- [EXERCISE]:
Decide whether each statement agrees with the passage on Pressley's installation, answering yes or no and quoting the deciding words: (a) Pressley preached his first sermon at age 14. (b) Pressley grew up in Atlanta. (c) At Morehouse, Pressley majored in political science.

Dr. Branch delivered a powerful in-person installation sermon, as Pressley and his wife, First Lady Aishah Pressley, looked on in awe of what the ceremony meant to their lives, the future of Third New Hope, the greater community, and beyond.
The live-streamed installation service, held the last weekend of October under the spiritual banner theme, “Celebrating What God Has Done!” included a musical celebration, a tag-team pre-installation sermon by J.C. Howard, senior pastor, House of Hope Macon (Macon, Georgia) and Willie D. Francois III, senior pastor, Mount Zion Baptist Church (Pleasantville, New Jersey). The installation weekend also included a personal biographical video profile of Pressley.
While Pressley’s road from a junior deacon at Second Timothy Baptist to lead pastor of Third New Hope was 21 years in the making, his steps to ministry began auspiciously as a youngster.
“When I was a young kid, people called me ‘Rev. Wannabe’ and when I preached my first sermon at 14, they called me ‘Rev. Gonnabe,’ ” Pressley said with a laugh. “After preaching that first sermon, I recognized that ministry was indeed a destined call that God had on my life.”
Pressley, who was born and raised in Detroit, learned that even with God’s calling, there are winding roads and barriers that one must navigate and overcome to reach goals. After graduating from Renaissance High School with honors, Pressley attended Morehouse College, where he majored in religion, with a minor in political science. At Morehouse, Pressley was appointed chief of staff for the Student Government Association, appointed student advisor to Morehouse’s president, sang in the college’s storied glee club, and pledged Omega Psi Phi.
As he advanced through his college years, Pressley said his focus on religion shifted.
“Towards my senior year in college, I became a bit disenchanted with church life,” he said. “I found myself trying to find other ways to explore gifts that God had given me. I started to engage in politics. I figured at a certain point that would be the lane that God would place me in.”
After graduating from Morehouse, Pressley returned to Detroit, where he served as chief of staff for the Detroit City Council President. Pressley subsequently worked as state director of Community Schools, overseeing more than 200 community schools in Michigan.

- [EXTRACTED MATERIAL]:
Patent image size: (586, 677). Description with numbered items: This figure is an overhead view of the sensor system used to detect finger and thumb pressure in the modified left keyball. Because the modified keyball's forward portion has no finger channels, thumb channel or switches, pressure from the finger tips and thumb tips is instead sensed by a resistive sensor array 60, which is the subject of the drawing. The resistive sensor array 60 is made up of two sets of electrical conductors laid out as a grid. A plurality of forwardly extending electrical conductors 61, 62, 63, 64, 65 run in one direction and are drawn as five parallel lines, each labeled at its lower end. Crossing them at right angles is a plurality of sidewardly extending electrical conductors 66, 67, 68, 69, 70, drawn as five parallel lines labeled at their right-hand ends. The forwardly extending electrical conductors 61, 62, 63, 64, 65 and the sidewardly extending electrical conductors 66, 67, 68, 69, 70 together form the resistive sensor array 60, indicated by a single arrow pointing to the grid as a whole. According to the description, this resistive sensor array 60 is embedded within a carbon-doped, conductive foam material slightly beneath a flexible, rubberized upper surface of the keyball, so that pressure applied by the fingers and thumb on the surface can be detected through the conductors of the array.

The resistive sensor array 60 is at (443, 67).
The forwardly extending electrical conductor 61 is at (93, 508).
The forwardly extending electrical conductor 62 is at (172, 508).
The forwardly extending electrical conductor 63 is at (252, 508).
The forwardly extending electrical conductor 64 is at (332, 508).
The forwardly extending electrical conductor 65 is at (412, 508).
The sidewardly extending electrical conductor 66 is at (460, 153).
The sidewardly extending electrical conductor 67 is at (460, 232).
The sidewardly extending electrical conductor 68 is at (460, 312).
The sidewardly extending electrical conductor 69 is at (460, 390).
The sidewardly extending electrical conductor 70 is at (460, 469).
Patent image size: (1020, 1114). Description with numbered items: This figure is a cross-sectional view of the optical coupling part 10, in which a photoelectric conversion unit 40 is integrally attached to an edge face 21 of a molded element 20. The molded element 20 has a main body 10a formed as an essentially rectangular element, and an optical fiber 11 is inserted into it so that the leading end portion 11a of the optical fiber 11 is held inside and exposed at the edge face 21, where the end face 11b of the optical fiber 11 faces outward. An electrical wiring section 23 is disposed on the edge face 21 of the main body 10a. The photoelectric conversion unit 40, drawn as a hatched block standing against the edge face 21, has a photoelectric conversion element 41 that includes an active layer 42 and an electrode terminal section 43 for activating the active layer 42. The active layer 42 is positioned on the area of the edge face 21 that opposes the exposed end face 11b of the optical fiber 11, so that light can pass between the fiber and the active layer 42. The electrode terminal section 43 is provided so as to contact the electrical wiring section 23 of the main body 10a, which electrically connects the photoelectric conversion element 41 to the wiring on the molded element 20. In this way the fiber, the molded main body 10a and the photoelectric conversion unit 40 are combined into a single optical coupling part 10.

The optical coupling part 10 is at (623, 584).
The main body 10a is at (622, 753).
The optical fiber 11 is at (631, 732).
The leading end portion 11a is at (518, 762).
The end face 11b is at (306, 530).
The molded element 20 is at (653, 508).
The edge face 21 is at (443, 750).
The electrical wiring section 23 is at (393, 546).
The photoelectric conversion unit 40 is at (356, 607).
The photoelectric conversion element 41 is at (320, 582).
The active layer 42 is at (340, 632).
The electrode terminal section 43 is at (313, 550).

- [SOLUTION TO THE PROBLEM]:
(a) Yes: "when I preached my first sermon at 14"
(b) No: "who was born and raised in Detroit"
(c) No: "where he majored in religion, with a minor in political science"